■ What the task requires
List every line in this data where the string "kambium" occurs.
^^^^^^^^
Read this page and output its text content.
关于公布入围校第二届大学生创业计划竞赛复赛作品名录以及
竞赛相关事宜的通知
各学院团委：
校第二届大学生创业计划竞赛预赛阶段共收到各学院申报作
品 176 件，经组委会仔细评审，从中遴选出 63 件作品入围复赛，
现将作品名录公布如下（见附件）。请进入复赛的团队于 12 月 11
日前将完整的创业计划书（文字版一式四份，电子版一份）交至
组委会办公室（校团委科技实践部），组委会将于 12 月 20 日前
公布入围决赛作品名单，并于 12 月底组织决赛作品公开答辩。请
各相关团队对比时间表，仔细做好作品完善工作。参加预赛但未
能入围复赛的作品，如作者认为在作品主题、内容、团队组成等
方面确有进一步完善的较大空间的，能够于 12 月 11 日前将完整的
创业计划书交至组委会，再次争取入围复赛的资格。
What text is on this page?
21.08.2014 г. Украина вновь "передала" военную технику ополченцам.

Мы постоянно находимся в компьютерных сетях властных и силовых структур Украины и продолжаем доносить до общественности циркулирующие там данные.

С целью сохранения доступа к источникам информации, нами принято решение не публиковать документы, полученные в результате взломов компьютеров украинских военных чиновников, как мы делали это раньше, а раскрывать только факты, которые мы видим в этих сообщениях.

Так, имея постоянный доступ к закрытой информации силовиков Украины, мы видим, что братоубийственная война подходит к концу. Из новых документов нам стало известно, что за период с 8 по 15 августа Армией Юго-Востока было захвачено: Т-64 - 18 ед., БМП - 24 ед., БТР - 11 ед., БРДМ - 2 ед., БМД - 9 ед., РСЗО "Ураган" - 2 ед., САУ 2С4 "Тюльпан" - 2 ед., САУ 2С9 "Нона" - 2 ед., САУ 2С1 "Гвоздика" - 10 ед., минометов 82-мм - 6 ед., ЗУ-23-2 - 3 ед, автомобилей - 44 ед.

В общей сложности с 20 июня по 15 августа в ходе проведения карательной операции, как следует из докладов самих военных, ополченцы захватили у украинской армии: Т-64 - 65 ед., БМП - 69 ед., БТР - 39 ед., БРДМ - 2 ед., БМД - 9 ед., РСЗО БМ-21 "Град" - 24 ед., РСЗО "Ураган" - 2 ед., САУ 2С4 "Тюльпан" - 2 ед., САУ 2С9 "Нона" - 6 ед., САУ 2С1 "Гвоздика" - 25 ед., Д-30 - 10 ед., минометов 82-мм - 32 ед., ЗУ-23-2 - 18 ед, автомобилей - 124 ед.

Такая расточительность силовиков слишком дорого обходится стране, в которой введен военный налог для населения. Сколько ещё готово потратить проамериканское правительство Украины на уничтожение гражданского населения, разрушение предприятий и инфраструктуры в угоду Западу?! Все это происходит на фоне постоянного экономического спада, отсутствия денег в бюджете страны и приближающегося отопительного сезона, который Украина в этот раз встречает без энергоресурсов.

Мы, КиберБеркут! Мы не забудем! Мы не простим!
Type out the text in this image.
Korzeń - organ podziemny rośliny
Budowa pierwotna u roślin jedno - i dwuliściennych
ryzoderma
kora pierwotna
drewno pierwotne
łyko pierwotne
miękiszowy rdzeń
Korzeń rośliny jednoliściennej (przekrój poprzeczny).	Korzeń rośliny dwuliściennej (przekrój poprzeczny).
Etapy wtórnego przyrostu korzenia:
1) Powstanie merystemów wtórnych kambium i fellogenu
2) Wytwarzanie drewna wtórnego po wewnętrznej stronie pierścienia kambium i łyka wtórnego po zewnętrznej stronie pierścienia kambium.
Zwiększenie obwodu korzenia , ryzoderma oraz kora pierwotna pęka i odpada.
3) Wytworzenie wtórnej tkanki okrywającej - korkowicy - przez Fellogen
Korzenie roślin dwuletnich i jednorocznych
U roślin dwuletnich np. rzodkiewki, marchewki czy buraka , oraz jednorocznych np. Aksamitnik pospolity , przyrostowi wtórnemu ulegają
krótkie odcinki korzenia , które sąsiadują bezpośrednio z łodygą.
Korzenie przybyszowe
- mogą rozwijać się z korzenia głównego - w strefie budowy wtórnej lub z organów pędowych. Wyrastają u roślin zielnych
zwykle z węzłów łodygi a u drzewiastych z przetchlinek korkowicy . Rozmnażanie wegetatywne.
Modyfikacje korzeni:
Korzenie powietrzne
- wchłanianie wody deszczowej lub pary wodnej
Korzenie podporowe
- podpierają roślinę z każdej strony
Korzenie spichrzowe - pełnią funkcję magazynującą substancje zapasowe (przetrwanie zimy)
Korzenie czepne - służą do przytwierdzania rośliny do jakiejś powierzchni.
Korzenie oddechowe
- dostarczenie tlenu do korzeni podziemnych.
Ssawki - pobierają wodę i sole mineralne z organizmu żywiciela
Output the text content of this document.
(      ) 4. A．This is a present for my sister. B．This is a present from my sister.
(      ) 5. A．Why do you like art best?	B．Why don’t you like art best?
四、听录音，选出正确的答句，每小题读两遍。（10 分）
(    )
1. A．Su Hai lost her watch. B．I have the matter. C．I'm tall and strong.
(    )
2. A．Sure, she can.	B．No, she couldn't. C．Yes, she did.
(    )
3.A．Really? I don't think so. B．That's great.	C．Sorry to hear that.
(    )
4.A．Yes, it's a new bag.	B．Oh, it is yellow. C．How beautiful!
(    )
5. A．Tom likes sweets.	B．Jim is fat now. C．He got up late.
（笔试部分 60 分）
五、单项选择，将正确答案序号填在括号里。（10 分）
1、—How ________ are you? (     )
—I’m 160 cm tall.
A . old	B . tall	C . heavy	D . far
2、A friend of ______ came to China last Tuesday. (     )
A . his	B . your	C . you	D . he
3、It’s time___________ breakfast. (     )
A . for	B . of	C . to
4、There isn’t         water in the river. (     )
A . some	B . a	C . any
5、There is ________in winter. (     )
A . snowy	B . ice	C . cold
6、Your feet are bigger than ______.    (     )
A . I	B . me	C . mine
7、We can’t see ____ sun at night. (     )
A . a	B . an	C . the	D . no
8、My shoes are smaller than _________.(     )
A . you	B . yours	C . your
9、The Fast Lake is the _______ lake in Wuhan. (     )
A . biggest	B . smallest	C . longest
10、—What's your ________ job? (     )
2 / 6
^^^^^^^^
■ Right answer
1) Powstanie merystemów wtórnych kambium i fellogenu
2) Wytwarzanie drewna wtórnego po wewnętrznej stronie pierścienia kambium i łyka wtórnego po zewnętrznej stronie pierścienia kambium.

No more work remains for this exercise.